--- begin PASSAGE GIVEN ---

# Photo help please



## sandking (Dec 21, 2006)

Well I decided to start my own thread instead of taking over someone else's.  I am having some problems getting the nice pictures you folks get.  Here is my setup:

Two painting lights and a halogen desk lamp in the front.  The box has squares cut in the top and sides with tissue paper taped to it.







Here are the pics from tonight:








This is after I put it in photoshop and adjusted the brightness:








I can't tell if it's just the pen or my picture.  It just doesn't seem to have that "IT FACTOR" everyone else gets.  I wish I could get it brighter without having to photoshop it.

Here is a picture I took before making this cheap light box.  All I used was one of those cheap light trees they sell at Wally World for bedrooms:








This one was taken in my light box with the same setup as the first pictures:















*Any help would be greatly appreciated!!!*


----------



## Dario (Dec 22, 2006)

I don't take great pics but maybe I can help a bit.

You pics looks nice (especially the last 2 pics)  but maybe using the gradient background (shared by Fangar) will help you get the punch you are looking for.  FYI, Fangar offered to email copies to anyone interested...you can print your own after.  I use that and it helped my pics.

Can't resist...looks like the ink refill on the Jr. Statesman is not going through completely too [] []


----------



## sandking (Dec 22, 2006)

Called Craft Supplies about the nib and they are supposed to send me new ones.


----------



## sandking (Dec 22, 2006)

What is the gradiant background.


----------



## Dario (Dec 22, 2006)

Check my album and look at the pics.  The gradient background is the darker top and slowly lighten as it goes down.


----------



## sandking (Dec 22, 2006)

I can do that with Photoshop and make my own with different colors also thanks for passing along that tip.  Nice pens and equally nice pics.  Do you keep the paper flat and have the camera pointed down towards it, or is it pulled up higher so that there is a gentle curve?  We I was in the catalog business all the photo shoots had the gentle curve so you didn't see the where the floor and wall met.


----------



## dbriski (Dec 22, 2006)

--- end PASSAGE GIVEN ---
--- begin INFORMATION PROVIDED ---

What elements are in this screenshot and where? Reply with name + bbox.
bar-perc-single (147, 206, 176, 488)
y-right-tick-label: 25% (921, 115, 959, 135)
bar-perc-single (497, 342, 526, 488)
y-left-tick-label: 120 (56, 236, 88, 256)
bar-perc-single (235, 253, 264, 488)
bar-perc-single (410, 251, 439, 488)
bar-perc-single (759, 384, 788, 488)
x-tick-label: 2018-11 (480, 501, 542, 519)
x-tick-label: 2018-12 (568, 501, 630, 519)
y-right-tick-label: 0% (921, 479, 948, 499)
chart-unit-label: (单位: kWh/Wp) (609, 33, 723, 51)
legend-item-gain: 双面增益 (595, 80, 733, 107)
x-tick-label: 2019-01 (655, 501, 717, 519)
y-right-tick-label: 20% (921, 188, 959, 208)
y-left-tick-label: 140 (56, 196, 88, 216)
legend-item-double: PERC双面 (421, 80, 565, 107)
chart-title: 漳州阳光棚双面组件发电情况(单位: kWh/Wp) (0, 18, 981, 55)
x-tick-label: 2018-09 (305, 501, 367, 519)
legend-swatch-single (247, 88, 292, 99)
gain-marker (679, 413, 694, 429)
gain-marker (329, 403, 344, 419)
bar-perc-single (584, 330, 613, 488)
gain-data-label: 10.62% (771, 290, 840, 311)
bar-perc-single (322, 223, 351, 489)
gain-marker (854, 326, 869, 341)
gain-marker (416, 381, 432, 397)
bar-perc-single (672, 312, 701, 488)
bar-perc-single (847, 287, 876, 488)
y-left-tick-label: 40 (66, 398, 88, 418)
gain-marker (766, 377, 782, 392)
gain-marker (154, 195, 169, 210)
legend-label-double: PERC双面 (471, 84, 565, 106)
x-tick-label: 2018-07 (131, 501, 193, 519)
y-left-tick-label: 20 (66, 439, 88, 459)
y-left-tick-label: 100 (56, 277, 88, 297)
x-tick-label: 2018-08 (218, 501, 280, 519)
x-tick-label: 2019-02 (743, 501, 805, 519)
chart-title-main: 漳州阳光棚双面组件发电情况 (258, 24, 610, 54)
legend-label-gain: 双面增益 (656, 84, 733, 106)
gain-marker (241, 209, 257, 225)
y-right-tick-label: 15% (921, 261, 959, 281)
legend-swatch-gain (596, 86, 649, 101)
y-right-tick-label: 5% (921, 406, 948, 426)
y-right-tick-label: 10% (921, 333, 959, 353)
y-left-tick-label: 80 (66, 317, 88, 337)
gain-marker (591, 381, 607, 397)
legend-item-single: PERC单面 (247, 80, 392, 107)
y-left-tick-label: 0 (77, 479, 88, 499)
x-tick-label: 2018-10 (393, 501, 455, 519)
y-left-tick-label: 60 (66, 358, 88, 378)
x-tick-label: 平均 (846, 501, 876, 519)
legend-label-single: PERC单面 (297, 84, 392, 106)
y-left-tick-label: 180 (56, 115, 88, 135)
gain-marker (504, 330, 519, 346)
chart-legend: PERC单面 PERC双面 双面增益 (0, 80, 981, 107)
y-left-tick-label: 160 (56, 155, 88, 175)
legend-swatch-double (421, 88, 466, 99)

--- end INFORMATION PROVIDED ---

COMPLETE THE FOLLOWING =>
a) List every username that heads a post in the photo-help forum thread, giving each name once.
b) Please output the photo-help forum thread word for word from "Check my album" up to and including "and wall met.".

ANSWER SET =>
a)
sandking
Dario
dbriski

b)
Check my album and look at the pics.  The gradient background is the darker top and slowly lighten as it goes down.


----------



## sandking (Dec 22, 2006)

I can do that with Photoshop and make my own with different colors also thanks for passing along that tip.  Nice pens and equally nice pics.  Do you keep the paper flat and have the camera pointed down towards it, or is it pulled up higher so that there is a gentle curve?  We I was in the catalog business all the photo shoots had the gentle curve so you didn't see the where the floor and wall met.